Transcribe the records that follow exactly. Skip the pictures.
"""
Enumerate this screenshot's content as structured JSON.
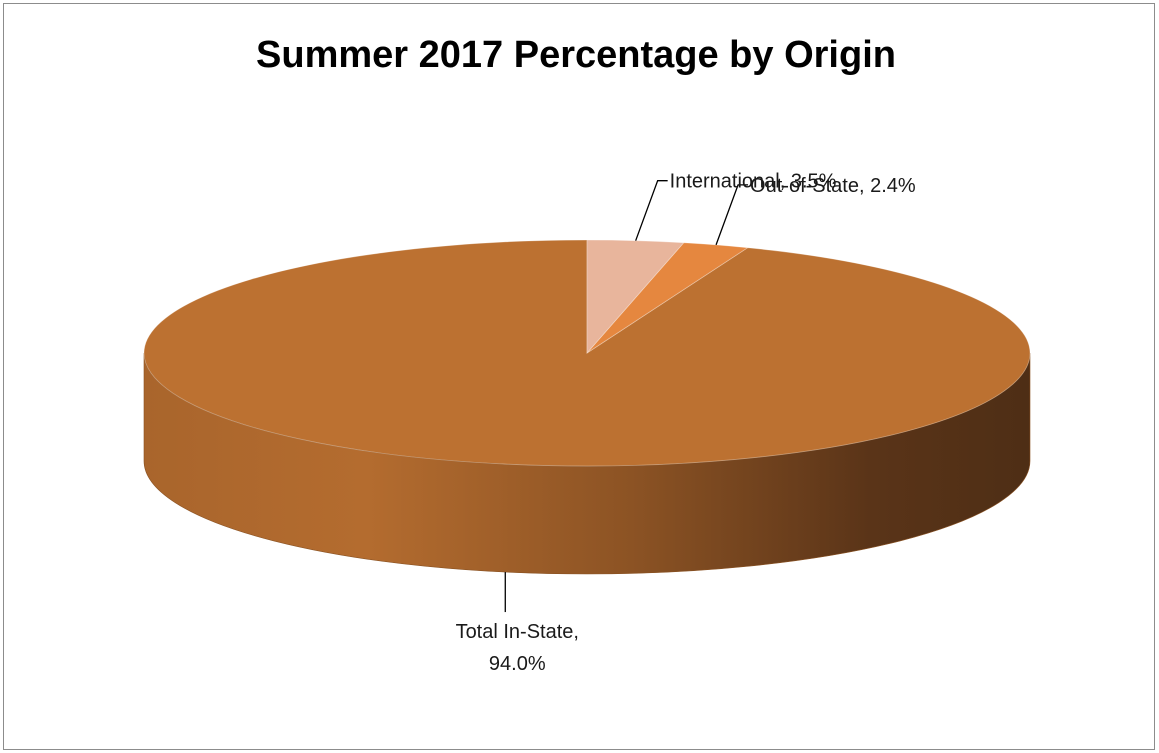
{
  "chart_data": {
    "type": "pie",
    "style": "3d",
    "title": "Summer 2017 Percentage by Origin",
    "slices": [
      {
        "name": "Total In-State",
        "value": 94.0,
        "label_lines": [
          "Total In-State,",
          "94.0%"
        ],
        "color": "#BC7131"
      },
      {
        "name": "Out-of-State",
        "value": 2.4,
        "label_lines": [
          "Out-of-State, 2.4%"
        ],
        "color": "#E5873F"
      },
      {
        "name": "International",
        "value": 3.5,
        "label_lines": [
          "International, 3.5%"
        ],
        "color": "#E8B59C"
      }
    ],
    "legend": "none",
    "data_labels": "outside with leader lines"
  }
}
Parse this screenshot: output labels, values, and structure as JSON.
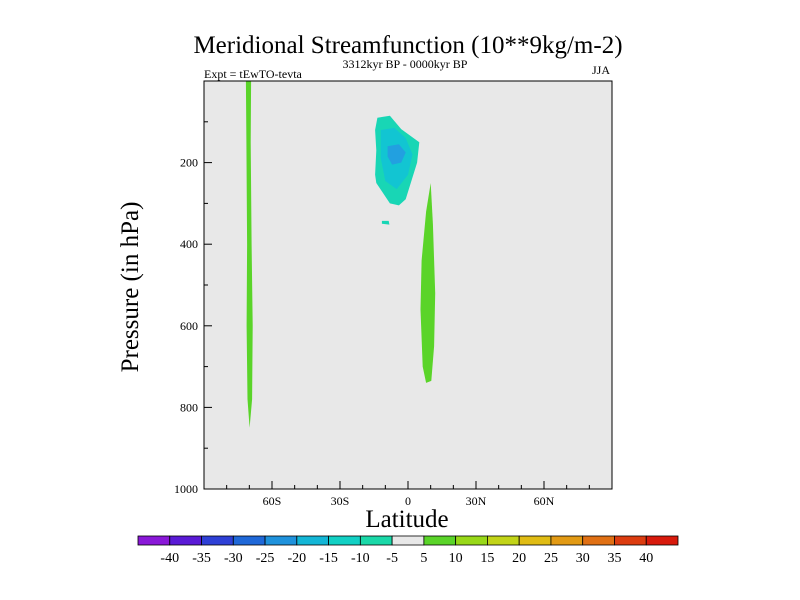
"""
→ OUTPUT BELOW
Enumerate this screenshot's content as structured JSON.
{
  "chart_data": {
    "type": "pie",
    "style": "3d",
    "title": "Summer 2017 Percentage by Origin",
    "slices": [
      {
        "name": "Total In-State",
        "value": 94.0,
        "label_lines": [
          "Total In-State,",
          "94.0%"
        ],
        "color": "#BC7131"
      },
      {
        "name": "Out-of-State",
        "value": 2.4,
        "label_lines": [
          "Out-of-State, 2.4%"
        ],
        "color": "#E5873F"
      },
      {
        "name": "International",
        "value": 3.5,
        "label_lines": [
          "International, 3.5%"
        ],
        "color": "#E8B59C"
      }
    ],
    "legend": "none",
    "data_labels": "outside with leader lines"
  }
}
Parse this screenshot: output labels, values, and structure as JSON.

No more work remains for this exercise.